Set problem: Each entry below should be echoed exactly, with pictures omitted.

[START OF Stored rows]

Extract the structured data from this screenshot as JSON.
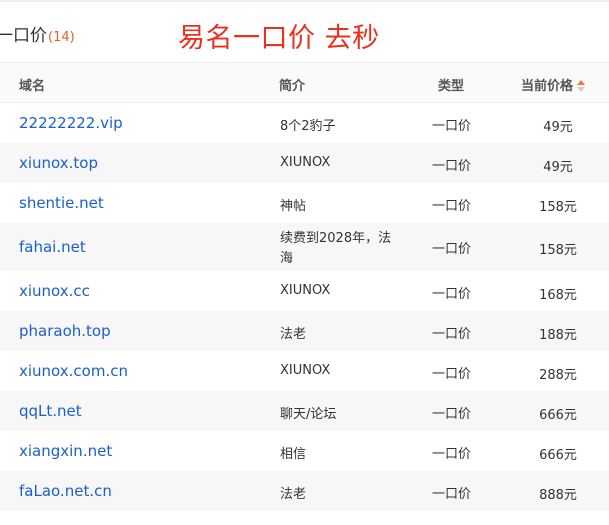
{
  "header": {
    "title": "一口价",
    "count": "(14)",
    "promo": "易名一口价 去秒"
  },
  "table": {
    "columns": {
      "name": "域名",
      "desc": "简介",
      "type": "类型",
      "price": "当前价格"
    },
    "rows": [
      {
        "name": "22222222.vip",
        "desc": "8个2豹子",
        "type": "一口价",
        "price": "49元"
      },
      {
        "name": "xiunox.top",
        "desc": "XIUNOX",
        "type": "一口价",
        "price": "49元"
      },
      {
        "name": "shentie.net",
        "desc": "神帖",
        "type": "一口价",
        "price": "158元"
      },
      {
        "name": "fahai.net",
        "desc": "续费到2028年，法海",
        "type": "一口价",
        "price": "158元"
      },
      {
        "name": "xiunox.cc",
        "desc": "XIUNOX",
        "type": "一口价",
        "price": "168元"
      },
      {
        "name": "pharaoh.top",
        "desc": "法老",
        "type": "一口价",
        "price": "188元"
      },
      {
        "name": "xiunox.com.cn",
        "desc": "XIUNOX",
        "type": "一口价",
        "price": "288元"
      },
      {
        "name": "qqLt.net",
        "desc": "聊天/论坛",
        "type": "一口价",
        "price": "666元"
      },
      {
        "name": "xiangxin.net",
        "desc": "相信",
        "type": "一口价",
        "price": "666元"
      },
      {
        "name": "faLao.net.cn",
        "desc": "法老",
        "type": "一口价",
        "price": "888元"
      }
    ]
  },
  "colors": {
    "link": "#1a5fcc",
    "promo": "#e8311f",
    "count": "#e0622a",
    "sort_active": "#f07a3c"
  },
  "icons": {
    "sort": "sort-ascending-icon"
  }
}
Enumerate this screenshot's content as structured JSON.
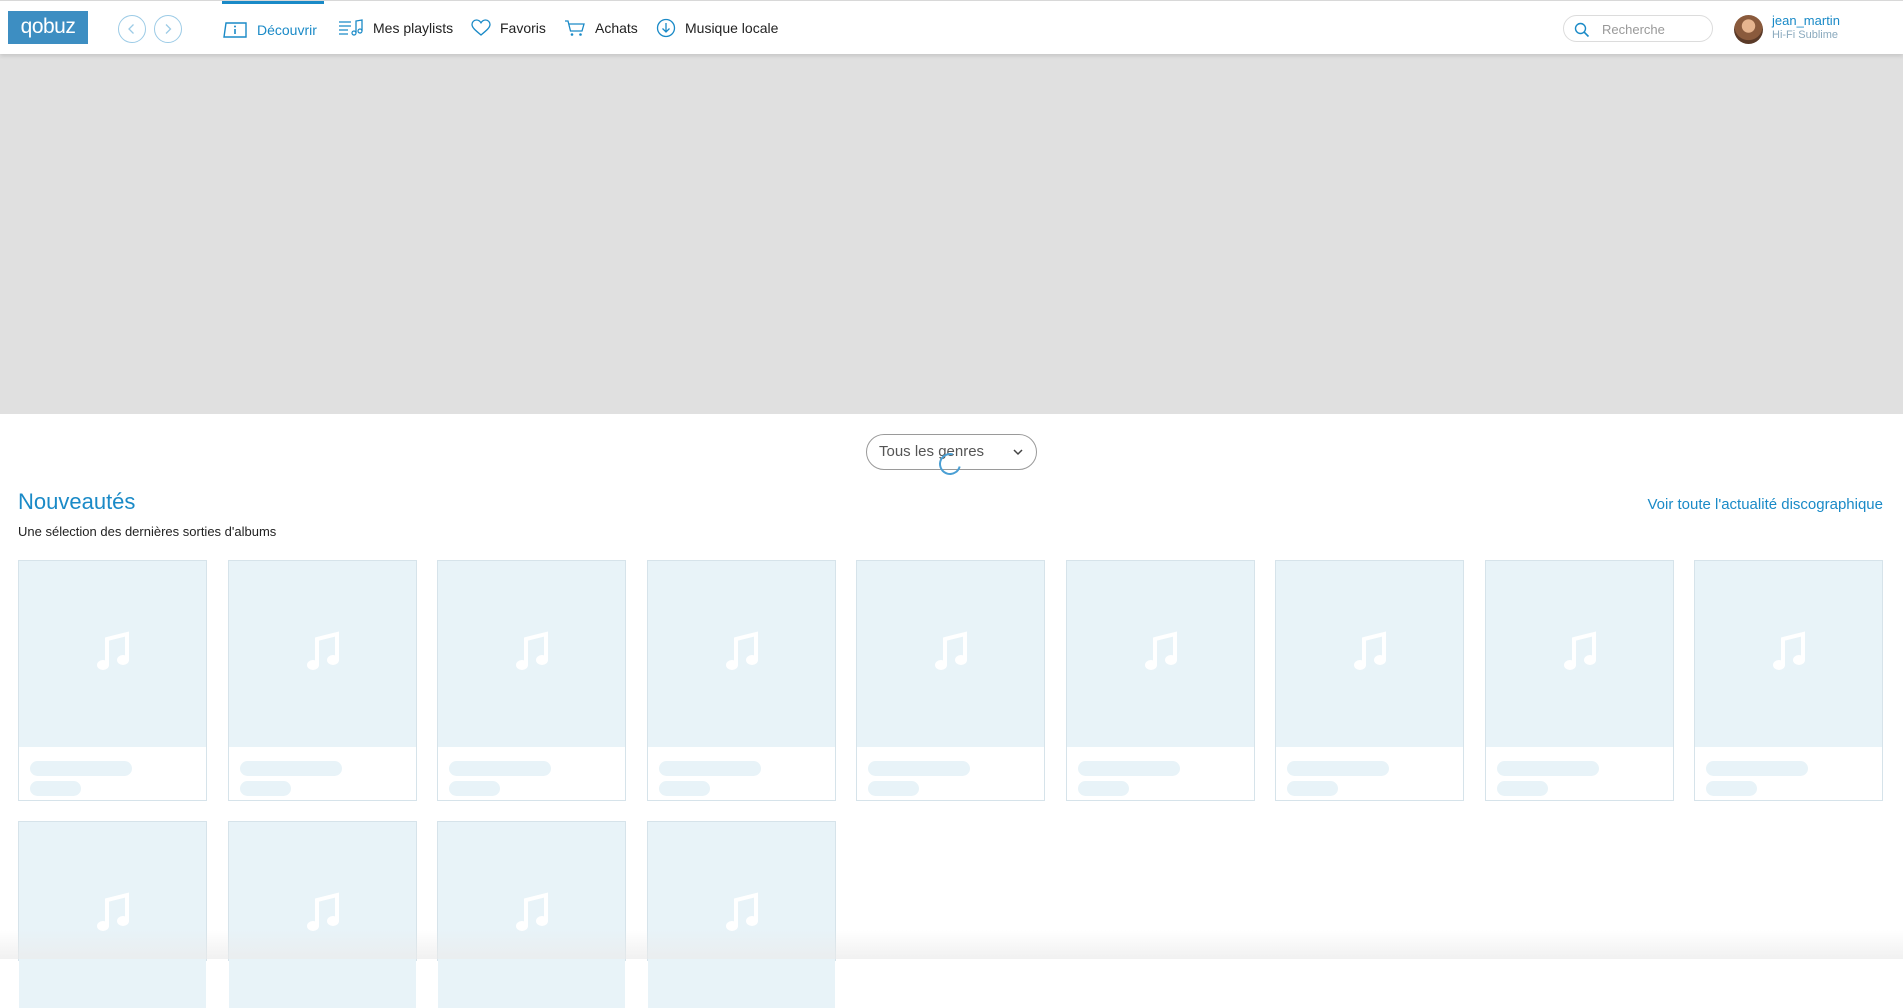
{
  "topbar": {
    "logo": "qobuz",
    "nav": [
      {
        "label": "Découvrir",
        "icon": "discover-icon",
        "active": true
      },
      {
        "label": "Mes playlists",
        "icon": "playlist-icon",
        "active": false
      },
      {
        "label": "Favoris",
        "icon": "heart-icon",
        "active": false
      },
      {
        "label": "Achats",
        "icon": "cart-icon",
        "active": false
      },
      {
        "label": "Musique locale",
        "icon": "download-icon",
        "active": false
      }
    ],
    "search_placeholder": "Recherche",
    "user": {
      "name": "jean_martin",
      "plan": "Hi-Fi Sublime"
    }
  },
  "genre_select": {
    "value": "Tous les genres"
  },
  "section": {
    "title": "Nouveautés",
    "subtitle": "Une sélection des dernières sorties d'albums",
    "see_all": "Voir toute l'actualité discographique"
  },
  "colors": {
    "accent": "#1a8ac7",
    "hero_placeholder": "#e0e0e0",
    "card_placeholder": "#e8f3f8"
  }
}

[END OF Stored rows]

Solved exercise:
Extract the structured data from this screenshot as JSON.
{
  "header": {
    "title": "一口价",
    "count": "(14)",
    "promo": "易名一口价 去秒"
  },
  "table": {
    "columns": {
      "name": "域名",
      "desc": "简介",
      "type": "类型",
      "price": "当前价格"
    },
    "rows": [
      {
        "name": "22222222.vip",
        "desc": "8个2豹子",
        "type": "一口价",
        "price": "49元"
      },
      {
        "name": "xiunox.top",
        "desc": "XIUNOX",
        "type": "一口价",
        "price": "49元"
      },
      {
        "name": "shentie.net",
        "desc": "神帖",
        "type": "一口价",
        "price": "158元"
      },
      {
        "name": "fahai.net",
        "desc": "续费到2028年，法海",
        "type": "一口价",
        "price": "158元"
      },
      {
        "name": "xiunox.cc",
        "desc": "XIUNOX",
        "type": "一口价",
        "price": "168元"
      },
      {
        "name": "pharaoh.top",
        "desc": "法老",
        "type": "一口价",
        "price": "188元"
      },
      {
        "name": "xiunox.com.cn",
        "desc": "XIUNOX",
        "type": "一口价",
        "price": "288元"
      },
      {
        "name": "qqLt.net",
        "desc": "聊天/论坛",
        "type": "一口价",
        "price": "666元"
      },
      {
        "name": "xiangxin.net",
        "desc": "相信",
        "type": "一口价",
        "price": "666元"
      },
      {
        "name": "faLao.net.cn",
        "desc": "法老",
        "type": "一口价",
        "price": "888元"
      }
    ]
  },
  "colors": {
    "link": "#1a5fcc",
    "promo": "#e8311f",
    "count": "#e0622a",
    "sort_active": "#f07a3c"
  },
  "icons": {
    "sort": "sort-ascending-icon"
  }
}
Enumerate this screenshot's content as structured JSON.
{
  "topbar": {
    "logo": "qobuz",
    "nav": [
      {
        "label": "Découvrir",
        "icon": "discover-icon",
        "active": true
      },
      {
        "label": "Mes playlists",
        "icon": "playlist-icon",
        "active": false
      },
      {
        "label": "Favoris",
        "icon": "heart-icon",
        "active": false
      },
      {
        "label": "Achats",
        "icon": "cart-icon",
        "active": false
      },
      {
        "label": "Musique locale",
        "icon": "download-icon",
        "active": false
      }
    ],
    "search_placeholder": "Recherche",
    "user": {
      "name": "jean_martin",
      "plan": "Hi-Fi Sublime"
    }
  },
  "genre_select": {
    "value": "Tous les genres"
  },
  "section": {
    "title": "Nouveautés",
    "subtitle": "Une sélection des dernières sorties d'albums",
    "see_all": "Voir toute l'actualité discographique"
  },
  "colors": {
    "accent": "#1a8ac7",
    "hero_placeholder": "#e0e0e0",
    "card_placeholder": "#e8f3f8"
  }
}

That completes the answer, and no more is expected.